[Dataset entries]
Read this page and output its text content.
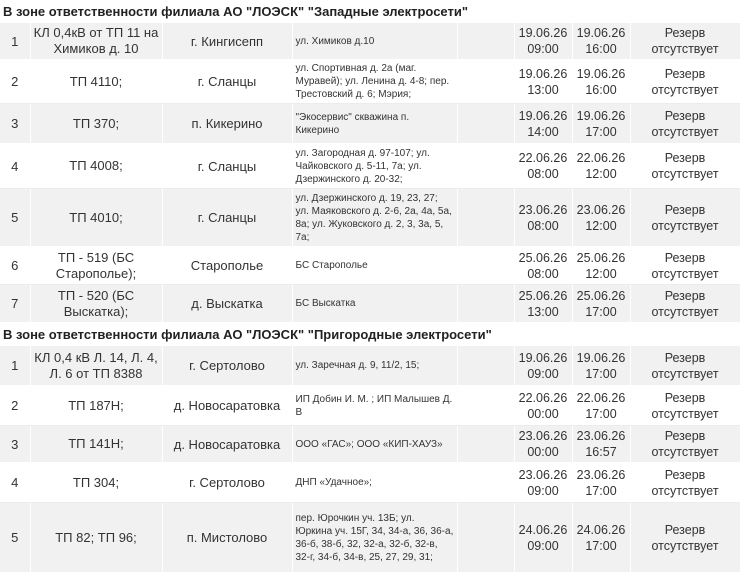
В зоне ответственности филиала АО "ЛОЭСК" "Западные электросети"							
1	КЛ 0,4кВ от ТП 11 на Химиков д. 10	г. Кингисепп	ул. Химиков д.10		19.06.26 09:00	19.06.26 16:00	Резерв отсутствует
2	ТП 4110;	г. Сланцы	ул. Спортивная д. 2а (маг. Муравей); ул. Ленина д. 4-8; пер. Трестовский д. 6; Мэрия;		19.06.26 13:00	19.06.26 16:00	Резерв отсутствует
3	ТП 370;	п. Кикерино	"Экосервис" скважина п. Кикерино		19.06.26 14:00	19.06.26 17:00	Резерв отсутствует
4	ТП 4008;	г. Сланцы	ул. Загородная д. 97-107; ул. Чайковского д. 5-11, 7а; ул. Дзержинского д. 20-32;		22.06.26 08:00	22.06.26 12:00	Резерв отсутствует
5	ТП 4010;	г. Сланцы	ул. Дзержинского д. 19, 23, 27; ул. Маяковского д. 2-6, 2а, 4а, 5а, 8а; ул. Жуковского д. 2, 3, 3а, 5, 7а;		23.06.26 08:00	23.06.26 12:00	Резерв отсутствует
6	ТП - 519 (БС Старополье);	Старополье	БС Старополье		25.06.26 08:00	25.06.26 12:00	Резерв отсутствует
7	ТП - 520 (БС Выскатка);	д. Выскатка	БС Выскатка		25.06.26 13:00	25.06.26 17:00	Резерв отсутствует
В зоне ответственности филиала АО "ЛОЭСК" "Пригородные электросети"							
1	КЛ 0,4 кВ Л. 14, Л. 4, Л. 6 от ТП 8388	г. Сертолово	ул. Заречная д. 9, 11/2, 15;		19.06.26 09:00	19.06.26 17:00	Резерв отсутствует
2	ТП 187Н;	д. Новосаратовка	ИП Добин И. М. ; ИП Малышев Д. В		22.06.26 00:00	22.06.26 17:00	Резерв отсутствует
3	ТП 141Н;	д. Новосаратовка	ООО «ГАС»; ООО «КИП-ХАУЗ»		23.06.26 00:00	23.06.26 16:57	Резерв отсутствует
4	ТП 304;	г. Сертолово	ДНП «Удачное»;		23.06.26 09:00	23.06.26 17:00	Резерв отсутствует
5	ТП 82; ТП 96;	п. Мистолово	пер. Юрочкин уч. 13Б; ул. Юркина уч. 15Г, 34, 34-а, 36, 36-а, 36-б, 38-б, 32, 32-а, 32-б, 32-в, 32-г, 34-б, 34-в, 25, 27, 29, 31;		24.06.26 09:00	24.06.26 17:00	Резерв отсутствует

* * *

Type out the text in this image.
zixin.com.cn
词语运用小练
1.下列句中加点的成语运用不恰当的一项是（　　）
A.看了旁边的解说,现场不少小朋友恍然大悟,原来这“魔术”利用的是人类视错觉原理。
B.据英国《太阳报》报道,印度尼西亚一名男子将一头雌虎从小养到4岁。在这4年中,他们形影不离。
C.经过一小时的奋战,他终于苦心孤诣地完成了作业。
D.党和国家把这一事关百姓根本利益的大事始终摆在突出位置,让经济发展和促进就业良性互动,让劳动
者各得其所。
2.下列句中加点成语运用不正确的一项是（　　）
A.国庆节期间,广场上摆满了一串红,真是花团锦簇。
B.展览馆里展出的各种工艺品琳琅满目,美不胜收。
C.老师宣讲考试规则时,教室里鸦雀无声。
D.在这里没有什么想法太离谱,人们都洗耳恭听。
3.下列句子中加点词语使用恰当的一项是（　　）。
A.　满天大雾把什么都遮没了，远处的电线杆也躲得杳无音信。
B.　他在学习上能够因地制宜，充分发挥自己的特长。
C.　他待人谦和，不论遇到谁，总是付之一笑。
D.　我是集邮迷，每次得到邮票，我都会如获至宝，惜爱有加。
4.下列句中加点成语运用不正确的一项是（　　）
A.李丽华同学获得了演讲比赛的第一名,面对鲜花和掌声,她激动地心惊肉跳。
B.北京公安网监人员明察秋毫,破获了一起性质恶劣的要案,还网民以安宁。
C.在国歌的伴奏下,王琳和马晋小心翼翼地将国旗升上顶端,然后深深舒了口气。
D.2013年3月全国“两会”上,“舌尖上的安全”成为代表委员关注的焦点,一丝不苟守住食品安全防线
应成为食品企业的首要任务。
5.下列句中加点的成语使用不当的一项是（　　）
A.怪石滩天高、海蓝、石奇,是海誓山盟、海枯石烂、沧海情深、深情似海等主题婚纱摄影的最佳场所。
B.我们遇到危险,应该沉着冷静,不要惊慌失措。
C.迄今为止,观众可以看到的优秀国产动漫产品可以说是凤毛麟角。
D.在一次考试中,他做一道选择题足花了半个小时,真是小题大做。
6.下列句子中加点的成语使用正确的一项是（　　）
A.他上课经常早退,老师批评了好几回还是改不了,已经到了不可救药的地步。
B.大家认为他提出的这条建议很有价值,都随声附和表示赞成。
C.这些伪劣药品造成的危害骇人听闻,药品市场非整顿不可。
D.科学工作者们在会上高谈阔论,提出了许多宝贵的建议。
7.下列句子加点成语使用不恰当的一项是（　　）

### [TASK PROMPT]
Select every line above that contains the word "Дзержинского", and copy it.

### [ANSWER BELOW]
4	ТП 4008;	г. Сланцы	ул. Загородная д. 97-107; ул. Чайковского д. 5-11, 7а; ул. Дзержинского д. 20-32;		22.06.26 08:00	22.06.26 12:00	Резерв отсутствует
5	ТП 4010;	г. Сланцы	ул. Дзержинского д. 19, 23, 27; ул. Маяковского д. 2-6, 2а, 4а, 5а, 8а; ул. Жуковского д. 2, 3, 3а, 5, 7а;		23.06.26 08:00	23.06.26 12:00	Резерв отсутствует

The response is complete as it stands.